STATED TASK — Retype all the entries word for word, but omit the pictures.

GIVEN RECORDS —
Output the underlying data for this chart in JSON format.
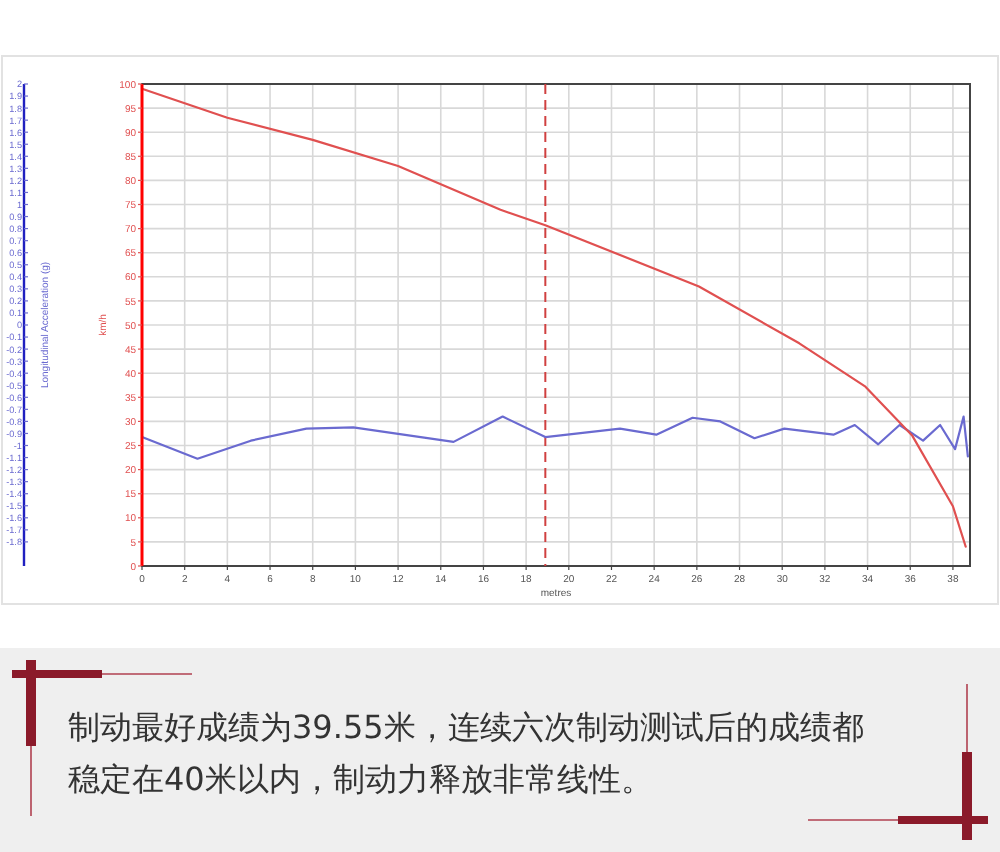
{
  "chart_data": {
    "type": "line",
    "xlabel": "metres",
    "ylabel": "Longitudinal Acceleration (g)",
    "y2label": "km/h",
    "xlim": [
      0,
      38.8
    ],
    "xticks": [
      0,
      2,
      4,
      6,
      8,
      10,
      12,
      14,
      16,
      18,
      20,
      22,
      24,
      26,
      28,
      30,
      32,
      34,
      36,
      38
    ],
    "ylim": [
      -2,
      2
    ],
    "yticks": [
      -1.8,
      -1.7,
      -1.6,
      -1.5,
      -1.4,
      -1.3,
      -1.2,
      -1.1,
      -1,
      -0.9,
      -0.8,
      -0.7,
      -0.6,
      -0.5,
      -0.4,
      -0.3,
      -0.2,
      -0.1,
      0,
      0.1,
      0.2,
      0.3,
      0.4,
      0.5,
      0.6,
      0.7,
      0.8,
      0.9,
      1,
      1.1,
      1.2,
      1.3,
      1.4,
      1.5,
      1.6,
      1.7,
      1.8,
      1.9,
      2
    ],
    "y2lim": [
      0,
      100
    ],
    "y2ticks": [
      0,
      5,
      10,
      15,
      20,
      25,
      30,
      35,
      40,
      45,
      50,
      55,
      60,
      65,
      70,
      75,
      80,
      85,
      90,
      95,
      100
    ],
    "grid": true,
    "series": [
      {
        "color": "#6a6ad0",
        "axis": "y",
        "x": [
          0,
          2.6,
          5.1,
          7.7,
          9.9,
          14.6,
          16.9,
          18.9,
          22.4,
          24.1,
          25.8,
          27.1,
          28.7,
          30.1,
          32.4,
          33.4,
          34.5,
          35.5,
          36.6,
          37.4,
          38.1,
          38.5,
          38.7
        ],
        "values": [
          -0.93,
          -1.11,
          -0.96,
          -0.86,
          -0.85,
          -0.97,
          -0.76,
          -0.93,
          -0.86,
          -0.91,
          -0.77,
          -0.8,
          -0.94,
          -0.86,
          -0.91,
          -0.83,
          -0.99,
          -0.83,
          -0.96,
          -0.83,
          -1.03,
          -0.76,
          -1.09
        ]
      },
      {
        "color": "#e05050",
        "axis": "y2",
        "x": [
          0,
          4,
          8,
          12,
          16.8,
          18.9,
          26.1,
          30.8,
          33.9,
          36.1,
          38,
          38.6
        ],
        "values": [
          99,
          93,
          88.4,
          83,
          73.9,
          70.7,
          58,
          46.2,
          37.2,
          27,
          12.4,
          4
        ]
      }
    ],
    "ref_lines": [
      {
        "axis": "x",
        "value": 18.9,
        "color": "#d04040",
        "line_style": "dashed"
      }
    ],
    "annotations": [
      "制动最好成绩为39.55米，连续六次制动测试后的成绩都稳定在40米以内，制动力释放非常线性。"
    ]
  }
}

RESULT OF THIS TASK —
Output the underlying data for this chart in JSON format.
{
  "chart_data": {
    "type": "line",
    "xlabel": "metres",
    "ylabel": "Longitudinal Acceleration (g)",
    "y2label": "km/h",
    "xlim": [
      0,
      38.8
    ],
    "xticks": [
      0,
      2,
      4,
      6,
      8,
      10,
      12,
      14,
      16,
      18,
      20,
      22,
      24,
      26,
      28,
      30,
      32,
      34,
      36,
      38
    ],
    "ylim": [
      -2,
      2
    ],
    "yticks": [
      -1.8,
      -1.7,
      -1.6,
      -1.5,
      -1.4,
      -1.3,
      -1.2,
      -1.1,
      -1,
      -0.9,
      -0.8,
      -0.7,
      -0.6,
      -0.5,
      -0.4,
      -0.3,
      -0.2,
      -0.1,
      0,
      0.1,
      0.2,
      0.3,
      0.4,
      0.5,
      0.6,
      0.7,
      0.8,
      0.9,
      1,
      1.1,
      1.2,
      1.3,
      1.4,
      1.5,
      1.6,
      1.7,
      1.8,
      1.9,
      2
    ],
    "y2lim": [
      0,
      100
    ],
    "y2ticks": [
      0,
      5,
      10,
      15,
      20,
      25,
      30,
      35,
      40,
      45,
      50,
      55,
      60,
      65,
      70,
      75,
      80,
      85,
      90,
      95,
      100
    ],
    "grid": true,
    "series": [
      {
        "color": "#6a6ad0",
        "axis": "y",
        "x": [
          0,
          2.6,
          5.1,
          7.7,
          9.9,
          14.6,
          16.9,
          18.9,
          22.4,
          24.1,
          25.8,
          27.1,
          28.7,
          30.1,
          32.4,
          33.4,
          34.5,
          35.5,
          36.6,
          37.4,
          38.1,
          38.5,
          38.7
        ],
        "values": [
          -0.93,
          -1.11,
          -0.96,
          -0.86,
          -0.85,
          -0.97,
          -0.76,
          -0.93,
          -0.86,
          -0.91,
          -0.77,
          -0.8,
          -0.94,
          -0.86,
          -0.91,
          -0.83,
          -0.99,
          -0.83,
          -0.96,
          -0.83,
          -1.03,
          -0.76,
          -1.09
        ]
      },
      {
        "color": "#e05050",
        "axis": "y2",
        "x": [
          0,
          4,
          8,
          12,
          16.8,
          18.9,
          26.1,
          30.8,
          33.9,
          36.1,
          38,
          38.6
        ],
        "values": [
          99,
          93,
          88.4,
          83,
          73.9,
          70.7,
          58,
          46.2,
          37.2,
          27,
          12.4,
          4
        ]
      }
    ],
    "ref_lines": [
      {
        "axis": "x",
        "value": 18.9,
        "color": "#d04040",
        "line_style": "dashed"
      }
    ],
    "annotations": [
      "制动最好成绩为39.55米，连续六次制动测试后的成绩都稳定在40米以内，制动力释放非常线性。"
    ]
  }
}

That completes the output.